DATASET ENTRIES start
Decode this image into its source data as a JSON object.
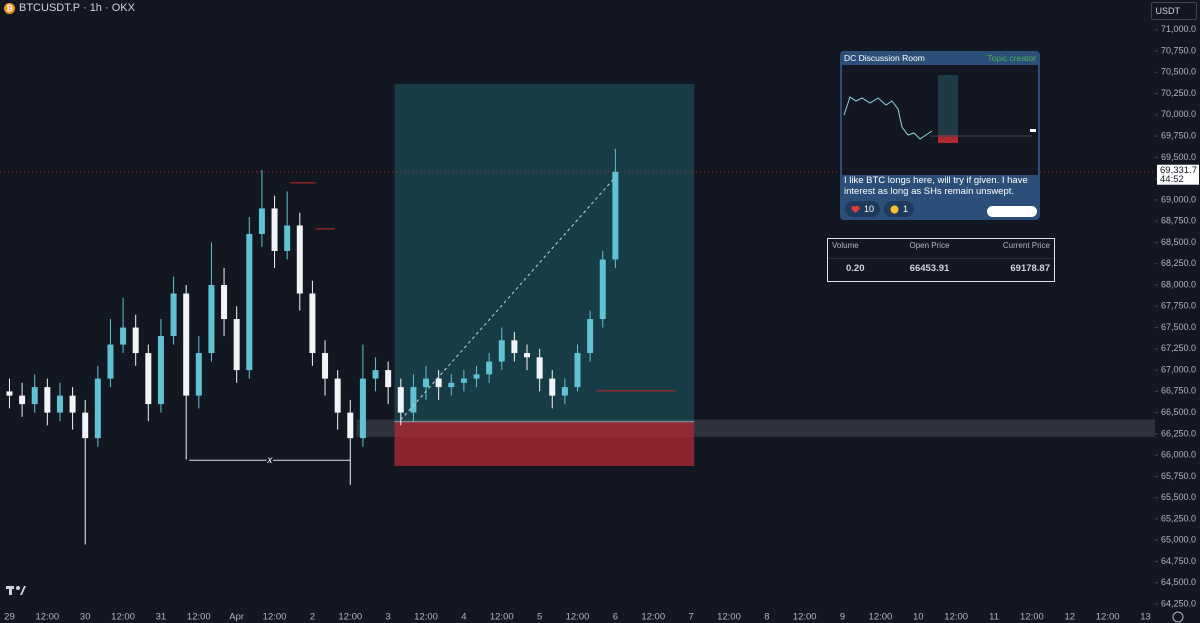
{
  "header": {
    "title": "BTCUSDT.P · 1h · OKX",
    "currency": "USDT"
  },
  "chart_data": {
    "type": "candlestick",
    "up_color": "#5fc3d4",
    "down_color": "#f2f4f7",
    "x": [
      0,
      4,
      8,
      12,
      16,
      20,
      24,
      28,
      32,
      36,
      40,
      44,
      48,
      52,
      56,
      60,
      64,
      68,
      72,
      76,
      80,
      84,
      88,
      92,
      96,
      100,
      104,
      108,
      112,
      116,
      120,
      124,
      128,
      132,
      136,
      140,
      144,
      148,
      152,
      156,
      160,
      164,
      168,
      172,
      176,
      180,
      184,
      188,
      192
    ],
    "open": [
      66750,
      66700,
      66600,
      66800,
      66500,
      66700,
      66500,
      66200,
      66900,
      67300,
      67500,
      67200,
      66600,
      67400,
      67900,
      66700,
      67200,
      68000,
      67600,
      67000,
      68600,
      68900,
      68400,
      68700,
      67900,
      67200,
      66900,
      66500,
      66200,
      66900,
      67000,
      66800,
      66500,
      66800,
      66900,
      66800,
      66850,
      66900,
      66950,
      67100,
      67350,
      67200,
      67150,
      66900,
      66700,
      66800,
      67200,
      67600,
      68300
    ],
    "high": [
      66900,
      66850,
      66950,
      66900,
      66850,
      66800,
      66650,
      67050,
      67600,
      67850,
      67650,
      67300,
      67600,
      68100,
      68000,
      67400,
      68500,
      68200,
      67750,
      68800,
      69350,
      69050,
      69100,
      68850,
      68050,
      67350,
      67000,
      66650,
      67300,
      67150,
      67100,
      66900,
      66950,
      67050,
      67000,
      66950,
      67000,
      67050,
      67200,
      67500,
      67450,
      67300,
      67250,
      67000,
      66900,
      67300,
      67700,
      68400,
      69600
    ],
    "low": [
      66550,
      66450,
      66500,
      66350,
      66400,
      66300,
      64950,
      66100,
      66800,
      67200,
      67050,
      66400,
      66500,
      67300,
      65950,
      66550,
      67100,
      67400,
      66850,
      66900,
      68450,
      68200,
      68300,
      67700,
      67050,
      66700,
      66300,
      65650,
      66100,
      66750,
      66600,
      66350,
      66400,
      66650,
      66650,
      66700,
      66750,
      66800,
      66850,
      67000,
      67100,
      67000,
      66750,
      66550,
      66600,
      66750,
      67100,
      67500,
      68200
    ],
    "close": [
      66700,
      66600,
      66800,
      66500,
      66700,
      66500,
      66200,
      66900,
      67300,
      67500,
      67200,
      66600,
      67400,
      67900,
      66700,
      67200,
      68000,
      67600,
      67000,
      68600,
      68900,
      68400,
      68700,
      67900,
      67200,
      66900,
      66500,
      66200,
      66900,
      67000,
      66800,
      66500,
      66800,
      66900,
      66800,
      66850,
      66900,
      66950,
      67100,
      67350,
      67200,
      67150,
      66900,
      66700,
      66800,
      67200,
      67600,
      68300,
      69330
    ],
    "xlim": [
      -3,
      363
    ],
    "xticks": [
      {
        "value": 0,
        "label": "29"
      },
      {
        "value": 12,
        "label": "12:00"
      },
      {
        "value": 24,
        "label": "30"
      },
      {
        "value": 36,
        "label": "12:00"
      },
      {
        "value": 48,
        "label": "31"
      },
      {
        "value": 60,
        "label": "12:00"
      },
      {
        "value": 72,
        "label": "Apr"
      },
      {
        "value": 84,
        "label": "12:00"
      },
      {
        "value": 96,
        "label": "2"
      },
      {
        "value": 108,
        "label": "12:00"
      },
      {
        "value": 120,
        "label": "3"
      },
      {
        "value": 132,
        "label": "12:00"
      },
      {
        "value": 144,
        "label": "4"
      },
      {
        "value": 156,
        "label": "12:00"
      },
      {
        "value": 168,
        "label": "5"
      },
      {
        "value": 180,
        "label": "12:00"
      },
      {
        "value": 192,
        "label": "6"
      },
      {
        "value": 204,
        "label": "12:00"
      },
      {
        "value": 216,
        "label": "7"
      },
      {
        "value": 228,
        "label": "12:00"
      },
      {
        "value": 240,
        "label": "8"
      },
      {
        "value": 252,
        "label": "12:00"
      },
      {
        "value": 264,
        "label": "9"
      },
      {
        "value": 276,
        "label": "12:00"
      },
      {
        "value": 288,
        "label": "10"
      },
      {
        "value": 300,
        "label": "12:00"
      },
      {
        "value": 312,
        "label": "11"
      },
      {
        "value": 324,
        "label": "12:00"
      },
      {
        "value": 336,
        "label": "12"
      },
      {
        "value": 348,
        "label": "12:00"
      },
      {
        "value": 360,
        "label": "13"
      }
    ],
    "ylim": [
      64180,
      71350
    ],
    "yticks": [
      {
        "value": 64250,
        "label": "64,250.0"
      },
      {
        "value": 64500,
        "label": "64,500.0"
      },
      {
        "value": 64750,
        "label": "64,750.0"
      },
      {
        "value": 65000,
        "label": "65,000.0"
      },
      {
        "value": 65250,
        "label": "65,250.0"
      },
      {
        "value": 65500,
        "label": "65,500.0"
      },
      {
        "value": 65750,
        "label": "65,750.0"
      },
      {
        "value": 66000,
        "label": "66,000.0"
      },
      {
        "value": 66250,
        "label": "66,250.0"
      },
      {
        "value": 66500,
        "label": "66,500.0"
      },
      {
        "value": 66750,
        "label": "66,750.0"
      },
      {
        "value": 67000,
        "label": "67,000.0"
      },
      {
        "value": 67250,
        "label": "67,250.0"
      },
      {
        "value": 67500,
        "label": "67,500.0"
      },
      {
        "value": 67750,
        "label": "67,750.0"
      },
      {
        "value": 68000,
        "label": "68,000.0"
      },
      {
        "value": 68250,
        "label": "68,250.0"
      },
      {
        "value": 68500,
        "label": "68,500.0"
      },
      {
        "value": 68750,
        "label": "68,750.0"
      },
      {
        "value": 69000,
        "label": "69,000.0"
      },
      {
        "value": 69250,
        "label": "69,250.0"
      },
      {
        "value": 69500,
        "label": "69,500.0"
      },
      {
        "value": 69750,
        "label": "69,750.0"
      },
      {
        "value": 70000,
        "label": "70,000.0"
      },
      {
        "value": 70250,
        "label": "70,250.0"
      },
      {
        "value": 70500,
        "label": "70,500.0"
      },
      {
        "value": 70750,
        "label": "70,750.0"
      },
      {
        "value": 71000,
        "label": "71,000.0"
      }
    ],
    "grid": false,
    "current_price": {
      "value": 69331.7,
      "label": "69,331.7"
    },
    "countdown": "44:52",
    "position": {
      "x_start": 122,
      "x_end": 217,
      "target": 70365,
      "entry": 66392,
      "stop": 65873
    },
    "zone": {
      "x_start": 110,
      "low": 66215,
      "high": 66420
    },
    "trend_line": {
      "x": [
        124,
        192
      ],
      "y": [
        66415,
        69270
      ]
    },
    "level_lines": [
      {
        "x": [
          89,
          97
        ],
        "y": 69200
      },
      {
        "x": [
          97,
          103
        ],
        "y": 68660
      },
      {
        "x": [
          186,
          211
        ],
        "y": 66755
      }
    ],
    "range_marker": {
      "x": [
        57,
        108
      ],
      "y": 65940,
      "label": "x"
    }
  },
  "discussion": {
    "title": "DC Discussion Room",
    "badge": "Topic creator",
    "message": "I like BTC longs here, will try if given. I have interest as long as SHs remain unswept.",
    "reactions": [
      "10",
      "1"
    ]
  },
  "table": {
    "columns": [
      "Volume",
      "Open Price",
      "Current Price"
    ],
    "rows": [
      [
        "0.20",
        "66453.91",
        "69178.87"
      ]
    ]
  }
}
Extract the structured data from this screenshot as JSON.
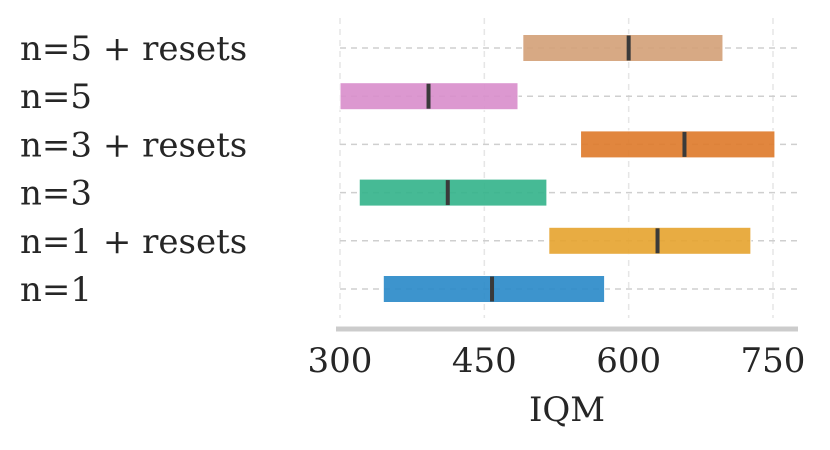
{
  "chart_data": {
    "type": "bar",
    "orientation": "horizontal-interval",
    "title": "",
    "xlabel": "IQM",
    "ylabel": "",
    "xlim": [
      300,
      750
    ],
    "xticks": [
      "300",
      "450",
      "600",
      "750"
    ],
    "grid": true,
    "categories": [
      "n=5 + resets",
      "n=5",
      "n=3 + resets",
      "n=3",
      "n=1 + resets",
      "n=1"
    ],
    "intervals": [
      {
        "category": "n=5 + resets",
        "low": 490,
        "high": 698,
        "point": 600,
        "color": "#d4a27a"
      },
      {
        "category": "n=5",
        "low": 300,
        "high": 485,
        "point": 392,
        "color": "#d98fcc"
      },
      {
        "category": "n=3 + resets",
        "low": 550,
        "high": 752,
        "point": 658,
        "color": "#de7c2e"
      },
      {
        "category": "n=3",
        "low": 320,
        "high": 515,
        "point": 412,
        "color": "#36b48c"
      },
      {
        "category": "n=1 + resets",
        "low": 517,
        "high": 727,
        "point": 630,
        "color": "#e6a532"
      },
      {
        "category": "n=1",
        "low": 345,
        "high": 575,
        "point": 458,
        "color": "#2d8bc9"
      }
    ]
  }
}
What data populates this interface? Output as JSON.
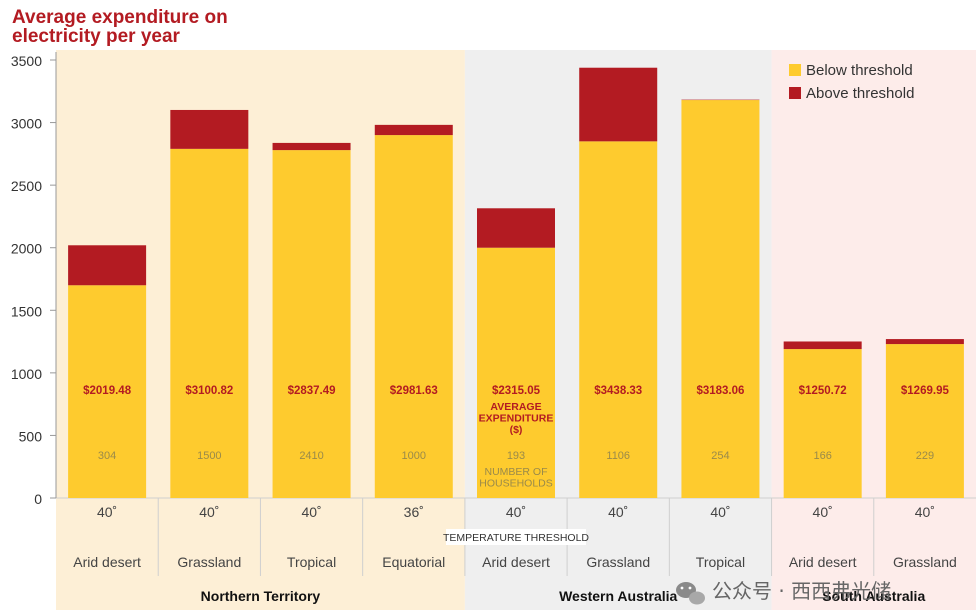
{
  "chart_data": {
    "type": "bar",
    "stacked": true,
    "title": "Average expenditure on electricity per year",
    "ylim": [
      0,
      3500
    ],
    "yticks": [
      0,
      500,
      1000,
      1500,
      2000,
      2500,
      3000,
      3500
    ],
    "grid": false,
    "legend_position": "top-right",
    "series": [
      {
        "name": "Below threshold",
        "color": "#fecb2e",
        "values": [
          1700,
          2790,
          2780,
          2900,
          2000,
          2850,
          3180,
          1190,
          1230
        ]
      },
      {
        "name": "Above threshold",
        "color": "#b31b22",
        "values": [
          319.48,
          310.82,
          57.49,
          81.63,
          315.05,
          588.33,
          3.06,
          60.72,
          39.95
        ]
      }
    ],
    "bars": [
      {
        "region": "Northern Territory",
        "climate": "Arid desert",
        "temperature": "40˚",
        "total_label": "$2019.48",
        "households": "304"
      },
      {
        "region": "Northern Territory",
        "climate": "Grassland",
        "temperature": "40˚",
        "total_label": "$3100.82",
        "households": "1500"
      },
      {
        "region": "Northern Territory",
        "climate": "Tropical",
        "temperature": "40˚",
        "total_label": "$2837.49",
        "households": "2410"
      },
      {
        "region": "Northern Territory",
        "climate": "Equatorial",
        "temperature": "36˚",
        "total_label": "$2981.63",
        "households": "1000"
      },
      {
        "region": "Western Australia",
        "climate": "Arid desert",
        "temperature": "40˚",
        "total_label": "$2315.05",
        "households": "193"
      },
      {
        "region": "Western Australia",
        "climate": "Grassland",
        "temperature": "40˚",
        "total_label": "$3438.33",
        "households": "1106"
      },
      {
        "region": "Western Australia",
        "climate": "Tropical",
        "temperature": "40˚",
        "total_label": "$3183.06",
        "households": "254"
      },
      {
        "region": "South Australia",
        "climate": "Arid desert",
        "temperature": "40˚",
        "total_label": "$1250.72",
        "households": "166"
      },
      {
        "region": "South Australia",
        "climate": "Grassland",
        "temperature": "40˚",
        "total_label": "$1269.95",
        "households": "229"
      }
    ],
    "regions": [
      {
        "name": "Northern Territory",
        "bar_indices": [
          0,
          1,
          2,
          3
        ],
        "background": "#fdefd6"
      },
      {
        "name": "Western Australia",
        "bar_indices": [
          4,
          5,
          6
        ],
        "background": "#efefef"
      },
      {
        "name": "South Australia",
        "bar_indices": [
          7,
          8
        ],
        "background": "#fdecea"
      }
    ],
    "annotations": {
      "average_expenditure": [
        "AVERAGE",
        "EXPENDITURE",
        "($)"
      ],
      "number_of_households": [
        "NUMBER OF",
        "HOUSEHOLDS"
      ],
      "temperature_threshold": "TEMPERATURE THRESHOLD"
    }
  },
  "title_lines": [
    "Average expenditure on",
    "electricity per year"
  ],
  "watermark": "公众号 · 西西弗光储"
}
DATASET ENTRIES end
Tally every line of the data that holds the word "this" and write the count alone.

3